Written request - Repeat every line exactly, keeping the pictures out of the copy.

Listed records -
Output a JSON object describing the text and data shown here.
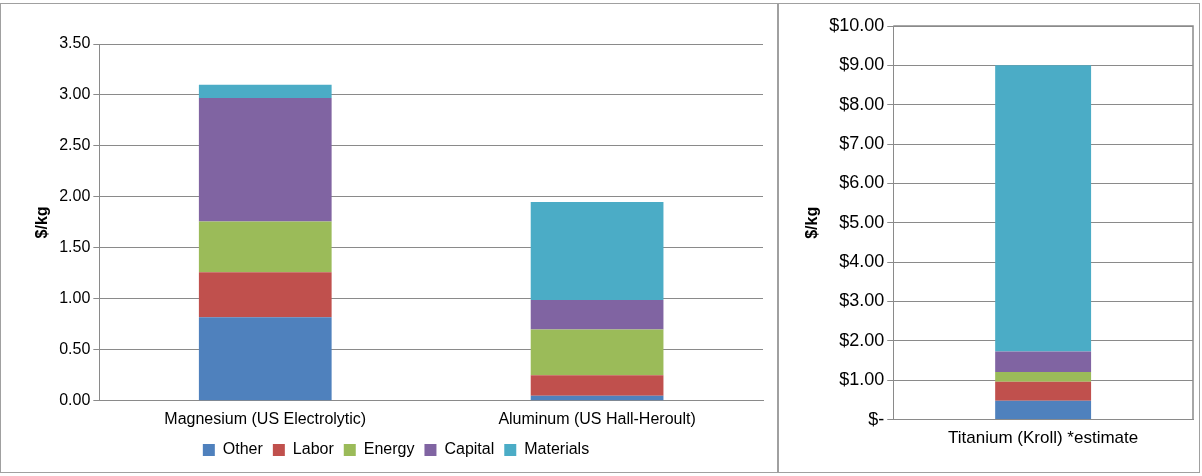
{
  "chart_data": [
    {
      "type": "bar",
      "ylabel": "$/kg",
      "categories": [
        "Magnesium (US Electrolytic)",
        "Aluminum (US Hall-Heroult)"
      ],
      "stacked": true,
      "grid": "y",
      "legend": "bottom",
      "ylim": [
        0,
        3.5
      ],
      "yticks": [
        {
          "value": 0,
          "label": "0.00"
        },
        {
          "value": 0.5,
          "label": "0.50"
        },
        {
          "value": 1,
          "label": "1.00"
        },
        {
          "value": 1.5,
          "label": "1.50"
        },
        {
          "value": 2,
          "label": "2.00"
        },
        {
          "value": 2.5,
          "label": "2.50"
        },
        {
          "value": 3,
          "label": "3.00"
        },
        {
          "value": 3.5,
          "label": "3.50"
        }
      ],
      "series": [
        {
          "name": "Other",
          "color": "#4f81bd",
          "values": [
            0.82,
            0.05
          ]
        },
        {
          "name": "Labor",
          "color": "#c0504d",
          "values": [
            0.44,
            0.2
          ]
        },
        {
          "name": "Energy",
          "color": "#9bbb59",
          "values": [
            0.5,
            0.45
          ]
        },
        {
          "name": "Capital",
          "color": "#8064a2",
          "values": [
            1.21,
            0.29
          ]
        },
        {
          "name": "Materials",
          "color": "#4bacc6",
          "values": [
            0.13,
            0.96
          ]
        }
      ]
    },
    {
      "type": "bar",
      "ylabel": "$/kg",
      "categories": [
        "Titanium (Kroll) *estimate"
      ],
      "stacked": true,
      "grid": "y",
      "ylim": [
        0,
        10
      ],
      "yticks": [
        {
          "value": 0,
          "label": "$-"
        },
        {
          "value": 1,
          "label": "$1.00"
        },
        {
          "value": 2,
          "label": "$2.00"
        },
        {
          "value": 3,
          "label": "$3.00"
        },
        {
          "value": 4,
          "label": "$4.00"
        },
        {
          "value": 5,
          "label": "$5.00"
        },
        {
          "value": 6,
          "label": "$6.00"
        },
        {
          "value": 7,
          "label": "$7.00"
        },
        {
          "value": 8,
          "label": "$8.00"
        },
        {
          "value": 9,
          "label": "$9.00"
        },
        {
          "value": 10,
          "label": "$10.00"
        }
      ],
      "series": [
        {
          "color": "#4f81bd",
          "values": [
            0.48
          ]
        },
        {
          "color": "#c0504d",
          "values": [
            0.48
          ]
        },
        {
          "color": "#9bbb59",
          "values": [
            0.25
          ]
        },
        {
          "color": "#8064a2",
          "values": [
            0.52
          ]
        },
        {
          "color": "#4bacc6",
          "values": [
            7.27
          ]
        }
      ]
    }
  ]
}
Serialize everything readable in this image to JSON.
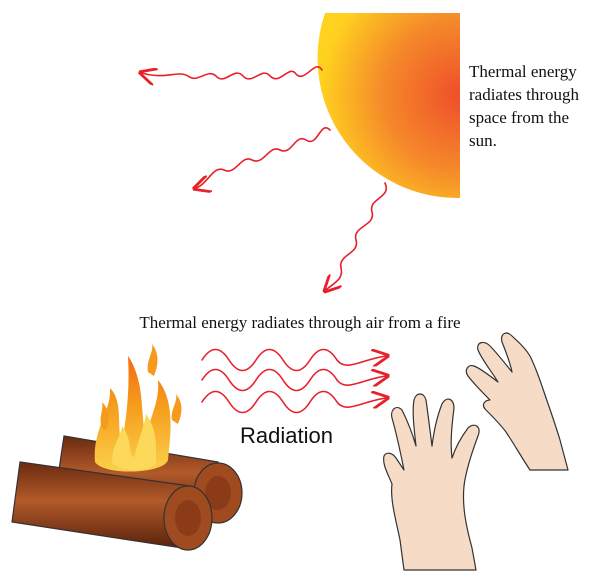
{
  "captions": {
    "sun_lines": [
      "Thermal energy",
      "radiates through",
      "space from the",
      "sun."
    ],
    "fire": "Thermal energy radiates through air from a fire",
    "radiation": "Radiation"
  },
  "colors": {
    "ray": "#e8202a",
    "sun_inner": "#ef4e2a",
    "sun_outer": "#ffd21f",
    "flame_outer": "#f5a21c",
    "flame_inner": "#fcd95a",
    "log": "#8b3b18",
    "log_end": "#a04a20",
    "skin": "#f6dcc6",
    "outline": "#333333"
  },
  "icons": [
    "sun-icon",
    "campfire-icon",
    "hands-icon",
    "heat-ray-arrow-icon"
  ]
}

Solution for this exercise -
Output a JSON object describing the text and data shown here.
{
  "chart_data": [
    {
      "type": "bar",
      "ylabel": "$/kg",
      "categories": [
        "Magnesium (US Electrolytic)",
        "Aluminum (US Hall-Heroult)"
      ],
      "stacked": true,
      "grid": "y",
      "legend": "bottom",
      "ylim": [
        0,
        3.5
      ],
      "yticks": [
        {
          "value": 0,
          "label": "0.00"
        },
        {
          "value": 0.5,
          "label": "0.50"
        },
        {
          "value": 1,
          "label": "1.00"
        },
        {
          "value": 1.5,
          "label": "1.50"
        },
        {
          "value": 2,
          "label": "2.00"
        },
        {
          "value": 2.5,
          "label": "2.50"
        },
        {
          "value": 3,
          "label": "3.00"
        },
        {
          "value": 3.5,
          "label": "3.50"
        }
      ],
      "series": [
        {
          "name": "Other",
          "color": "#4f81bd",
          "values": [
            0.82,
            0.05
          ]
        },
        {
          "name": "Labor",
          "color": "#c0504d",
          "values": [
            0.44,
            0.2
          ]
        },
        {
          "name": "Energy",
          "color": "#9bbb59",
          "values": [
            0.5,
            0.45
          ]
        },
        {
          "name": "Capital",
          "color": "#8064a2",
          "values": [
            1.21,
            0.29
          ]
        },
        {
          "name": "Materials",
          "color": "#4bacc6",
          "values": [
            0.13,
            0.96
          ]
        }
      ]
    },
    {
      "type": "bar",
      "ylabel": "$/kg",
      "categories": [
        "Titanium (Kroll) *estimate"
      ],
      "stacked": true,
      "grid": "y",
      "ylim": [
        0,
        10
      ],
      "yticks": [
        {
          "value": 0,
          "label": "$-"
        },
        {
          "value": 1,
          "label": "$1.00"
        },
        {
          "value": 2,
          "label": "$2.00"
        },
        {
          "value": 3,
          "label": "$3.00"
        },
        {
          "value": 4,
          "label": "$4.00"
        },
        {
          "value": 5,
          "label": "$5.00"
        },
        {
          "value": 6,
          "label": "$6.00"
        },
        {
          "value": 7,
          "label": "$7.00"
        },
        {
          "value": 8,
          "label": "$8.00"
        },
        {
          "value": 9,
          "label": "$9.00"
        },
        {
          "value": 10,
          "label": "$10.00"
        }
      ],
      "series": [
        {
          "color": "#4f81bd",
          "values": [
            0.48
          ]
        },
        {
          "color": "#c0504d",
          "values": [
            0.48
          ]
        },
        {
          "color": "#9bbb59",
          "values": [
            0.25
          ]
        },
        {
          "color": "#8064a2",
          "values": [
            0.52
          ]
        },
        {
          "color": "#4bacc6",
          "values": [
            7.27
          ]
        }
      ]
    }
  ]
}
Serialize everything readable in this image to JSON.
{
  "captions": {
    "sun_lines": [
      "Thermal energy",
      "radiates through",
      "space from the",
      "sun."
    ],
    "fire": "Thermal energy radiates through air from a fire",
    "radiation": "Radiation"
  },
  "colors": {
    "ray": "#e8202a",
    "sun_inner": "#ef4e2a",
    "sun_outer": "#ffd21f",
    "flame_outer": "#f5a21c",
    "flame_inner": "#fcd95a",
    "log": "#8b3b18",
    "log_end": "#a04a20",
    "skin": "#f6dcc6",
    "outline": "#333333"
  },
  "icons": [
    "sun-icon",
    "campfire-icon",
    "hands-icon",
    "heat-ray-arrow-icon"
  ]
}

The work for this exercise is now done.